INPUT:
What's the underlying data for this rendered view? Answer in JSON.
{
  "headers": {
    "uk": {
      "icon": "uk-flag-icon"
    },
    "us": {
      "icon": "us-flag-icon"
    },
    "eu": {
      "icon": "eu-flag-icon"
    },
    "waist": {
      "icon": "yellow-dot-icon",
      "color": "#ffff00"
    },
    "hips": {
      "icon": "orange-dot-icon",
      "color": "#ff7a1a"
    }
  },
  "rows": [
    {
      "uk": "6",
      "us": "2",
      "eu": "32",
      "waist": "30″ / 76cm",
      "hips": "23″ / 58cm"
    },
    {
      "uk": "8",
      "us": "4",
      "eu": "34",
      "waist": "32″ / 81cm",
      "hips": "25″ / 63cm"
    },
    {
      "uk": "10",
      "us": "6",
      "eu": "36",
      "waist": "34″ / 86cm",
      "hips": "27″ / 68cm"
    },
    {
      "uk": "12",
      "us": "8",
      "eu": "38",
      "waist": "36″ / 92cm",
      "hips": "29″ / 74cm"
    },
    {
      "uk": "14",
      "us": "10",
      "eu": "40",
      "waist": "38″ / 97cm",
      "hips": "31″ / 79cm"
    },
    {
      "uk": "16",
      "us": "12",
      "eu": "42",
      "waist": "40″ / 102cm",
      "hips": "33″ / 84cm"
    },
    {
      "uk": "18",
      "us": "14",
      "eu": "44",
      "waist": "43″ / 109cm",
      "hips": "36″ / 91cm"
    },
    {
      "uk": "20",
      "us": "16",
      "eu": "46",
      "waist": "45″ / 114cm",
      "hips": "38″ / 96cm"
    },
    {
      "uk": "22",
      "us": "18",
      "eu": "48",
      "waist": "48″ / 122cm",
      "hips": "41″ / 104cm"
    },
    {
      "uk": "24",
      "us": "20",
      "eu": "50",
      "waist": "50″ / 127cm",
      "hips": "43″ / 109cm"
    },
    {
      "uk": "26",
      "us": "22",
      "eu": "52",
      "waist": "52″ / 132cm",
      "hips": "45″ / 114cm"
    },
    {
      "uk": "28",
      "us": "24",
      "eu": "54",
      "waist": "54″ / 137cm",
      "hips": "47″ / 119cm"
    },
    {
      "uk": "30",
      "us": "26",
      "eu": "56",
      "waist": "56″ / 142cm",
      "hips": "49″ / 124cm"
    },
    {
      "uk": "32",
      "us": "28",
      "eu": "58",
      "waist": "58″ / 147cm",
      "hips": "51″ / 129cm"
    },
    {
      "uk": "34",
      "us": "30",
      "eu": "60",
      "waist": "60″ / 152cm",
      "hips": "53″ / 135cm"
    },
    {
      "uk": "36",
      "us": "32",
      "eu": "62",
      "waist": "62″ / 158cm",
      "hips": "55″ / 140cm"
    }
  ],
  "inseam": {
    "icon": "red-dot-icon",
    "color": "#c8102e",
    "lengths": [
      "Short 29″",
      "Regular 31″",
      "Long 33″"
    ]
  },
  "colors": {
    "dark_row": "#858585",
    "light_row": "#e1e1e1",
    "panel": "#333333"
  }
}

WHAT THE EXERCISE ASKS:
Every entry above should be retyped exactly as shown.

SOLUTION:
What's the underlying data for this rendered view? Answer in JSON.
{
  "headers": {
    "uk": {
      "icon": "uk-flag-icon"
    },
    "us": {
      "icon": "us-flag-icon"
    },
    "eu": {
      "icon": "eu-flag-icon"
    },
    "waist": {
      "icon": "yellow-dot-icon",
      "color": "#ffff00"
    },
    "hips": {
      "icon": "orange-dot-icon",
      "color": "#ff7a1a"
    }
  },
  "rows": [
    {
      "uk": "6",
      "us": "2",
      "eu": "32",
      "waist": "30″ / 76cm",
      "hips": "23″ / 58cm"
    },
    {
      "uk": "8",
      "us": "4",
      "eu": "34",
      "waist": "32″ / 81cm",
      "hips": "25″ / 63cm"
    },
    {
      "uk": "10",
      "us": "6",
      "eu": "36",
      "waist": "34″ / 86cm",
      "hips": "27″ / 68cm"
    },
    {
      "uk": "12",
      "us": "8",
      "eu": "38",
      "waist": "36″ / 92cm",
      "hips": "29″ / 74cm"
    },
    {
      "uk": "14",
      "us": "10",
      "eu": "40",
      "waist": "38″ / 97cm",
      "hips": "31″ / 79cm"
    },
    {
      "uk": "16",
      "us": "12",
      "eu": "42",
      "waist": "40″ / 102cm",
      "hips": "33″ / 84cm"
    },
    {
      "uk": "18",
      "us": "14",
      "eu": "44",
      "waist": "43″ / 109cm",
      "hips": "36″ / 91cm"
    },
    {
      "uk": "20",
      "us": "16",
      "eu": "46",
      "waist": "45″ / 114cm",
      "hips": "38″ / 96cm"
    },
    {
      "uk": "22",
      "us": "18",
      "eu": "48",
      "waist": "48″ / 122cm",
      "hips": "41″ / 104cm"
    },
    {
      "uk": "24",
      "us": "20",
      "eu": "50",
      "waist": "50″ / 127cm",
      "hips": "43″ / 109cm"
    },
    {
      "uk": "26",
      "us": "22",
      "eu": "52",
      "waist": "52″ / 132cm",
      "hips": "45″ / 114cm"
    },
    {
      "uk": "28",
      "us": "24",
      "eu": "54",
      "waist": "54″ / 137cm",
      "hips": "47″ / 119cm"
    },
    {
      "uk": "30",
      "us": "26",
      "eu": "56",
      "waist": "56″ / 142cm",
      "hips": "49″ / 124cm"
    },
    {
      "uk": "32",
      "us": "28",
      "eu": "58",
      "waist": "58″ / 147cm",
      "hips": "51″ / 129cm"
    },
    {
      "uk": "34",
      "us": "30",
      "eu": "60",
      "waist": "60″ / 152cm",
      "hips": "53″ / 135cm"
    },
    {
      "uk": "36",
      "us": "32",
      "eu": "62",
      "waist": "62″ / 158cm",
      "hips": "55″ / 140cm"
    }
  ],
  "inseam": {
    "icon": "red-dot-icon",
    "color": "#c8102e",
    "lengths": [
      "Short 29″",
      "Regular 31″",
      "Long 33″"
    ]
  },
  "colors": {
    "dark_row": "#858585",
    "light_row": "#e1e1e1",
    "panel": "#333333"
  }
}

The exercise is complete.